**Task 1:**
Condense the paragraph of the article on Blue Apron's IPO that begins "The company's prospectus notes" into a bulleted list of its main facts.
**Task 2:**
Pick up the article on Blue Apron's IPO after its last sentence and carry it further.

**Text provided:**

** Begin **

Blue Apron plans an initial public offering on Thursday seeking a valuation of about $2 billion.
That's down significantly from a $3.2 billion valuation it had previously hoped to achieve. In the public sphere, the New York-based meal kit delivery service's IPO comes at an unsettling time as the markets begin to digest Amazon Inc.'s (AMZN - Get Report) industry-transforming $13.4 billion acquisition of Whole Foods Market Inc. (WFM) .
On Wednesday evening Blue Apron priced 30 million shares at $10 a share. At that price the IPO is at the lower end of an already revised lower valuation Blue Apron floated earlier in the day of between $10 and $11 a share. And in the wake of Amazon's Whole Foods buy, it is down significantly from its previous valuation expectation of between $15 and $17 a share.
In addition to the Amazon-Whole Foods deal, other behind-the-scenes issues may be hampering Blue Apron's public offering. Consider that the meal kit delivery service company's IPO has become the latest focal point in an emerging battle between activist institutions on one side seeking to hold technology companies accountable and technology-focused businesses and their backers pushing to give insiders and founders control at all costs.
At issue is Blue Apron's share structure. The business plans to issue three classes of stock, including one that gives its CEO and other insiders shares with ten votes each and another that is made up of only-non-voting shares that could give the company's C-Suite even more control later.
The company's prospectus notes that after the IPO, Blue Apron CEO Mathew Salzberg will control about 30% of the voting power while Robert Goodman, a director, and partner at Bessemer Venture Partners, a VC firm, will have about 23%. Together they will control a majority of the voting power with Salzberg's influence likely increasing in the years to come if, as many expect, Blue Apron relies on its Class C non-voting shares to raise more capital.
Big institutional investors argue that the insider-controlled company will be permanently unaccountable to shareholders, especially if the company doesn't perform well in the public markets. And their concerns about the votes may be at least one factor weighing down Blue Apron's IPO.

** End **

**Source excerpt:**
** Begin **

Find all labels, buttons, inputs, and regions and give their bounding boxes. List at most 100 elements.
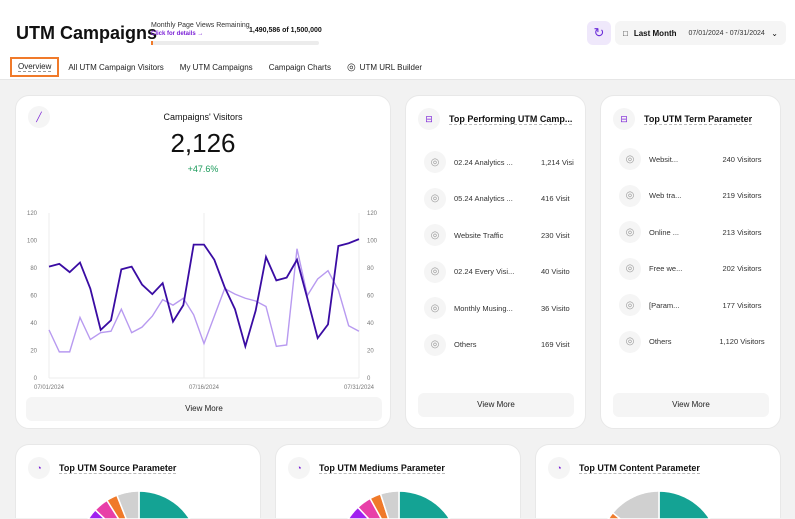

** End **

**Expected output 1:**
- After the IPO, CEO Mathew Salzberg will control about 30% of the voting power.
- Robert Goodman, a director and a partner at the VC firm Bessemer Venture Partners, will have about 23%.
- Together, the two will control a majority of the voting power.
- Salzberg's influence will likely grow in the coming years if, as many expect, Blue Apron relies on its Class C non-voting shares to raise more capital.

**Expected output 2:**
Nevertheless, the structure was set up partly as a defense mechanism against activist hedge funds, who have besieged technology companies in recent years driving a wave of M&A and other transactions. The structure will allow Blue Apron's management to grow the business in the public markets without having to worry about shareholder efforts to drive it into a sale. Insurgent fund managers, for example, won't be able to install directors onto Blue Apron's board through a director-election battle, a major impediment to their M&A and share-price improvement agendas.
At the same time, the Council of Institutional Investors, which represents over $3 trillion in assets, sent a letter to Blue Apron last week arguing that its three-class share structure severely limits accountability to shareholders. At the very least, notes CII chief, Ken Bertsch in an interview, Blue Apron should transition to a one-share-one-vote structure over five years.
And Blue Apron isn't alone. Cable provider Altice USA Inc. (ATUS - Get Report) , the U.S. division of Netherlands-based telecom company Altice, on Tuesday closed its IPO with a similar three class share structure, including one with non-voting shares and another that comes with twenty-five votes per share. Altice USA raised over $1.9 billion in its IPO, making it the second largest public offering of the year so far.
The issuance of a third class of non-voting shares in an IPO is an escalation of an ongoing effort by companies in recent years to give founders and insiders control of the votes. Other companies, such as Facebook Inc. (FB - Get Report) and Alphabet (GOOGL - Get Report) ), have issued non-voting share classes well after entering the public markets. Also, there are roughly 255 companies in the Russell 3000, around 8.7% that have classes of stock with different voting rights, notes Institutional Shareholder Services Inc., giving insiders control.
"With Altice and Blue Apron issuing IPOs with three classes, the trend is concerning to us," Bertsch said. "It permits the controlling shareholder to dilute the voting power of everybody including other shareholders [by issuing non-voting shares] and maintain control even as the shareholder base of the company expands, and the controlling holder's ownership declines."
Even so, the two IPOs, on one level, also suggest that institutional investors and activists may have achieved a modicum of success in their efforts to shift votes back to their side. Neither are as aggressive as the March IPO of Snap Inc. (SNAP - Get Report) , the developer of the popular disappearing messaging app Snapchat, which issued only non-voting shares, a move that stunned the big investor community, some of which have begun calling it "junk equity."
Bertsch acknowledges that, unlike Snap, both Altice USA and Blue Apron will issue proxy statements, allowing shareholders a chance to have a non-binding vote on executive compensation and to submit non-binding shareholder proposals for consideration at annual meetings. Investors can still launch "vote no" campaigns against incumbent directors in uncontested elections to embarrass companies into making changes.
"The difference is that Snap doesn't have to publish a proxy statement and they don't have to have a say on pay," Bertsch said.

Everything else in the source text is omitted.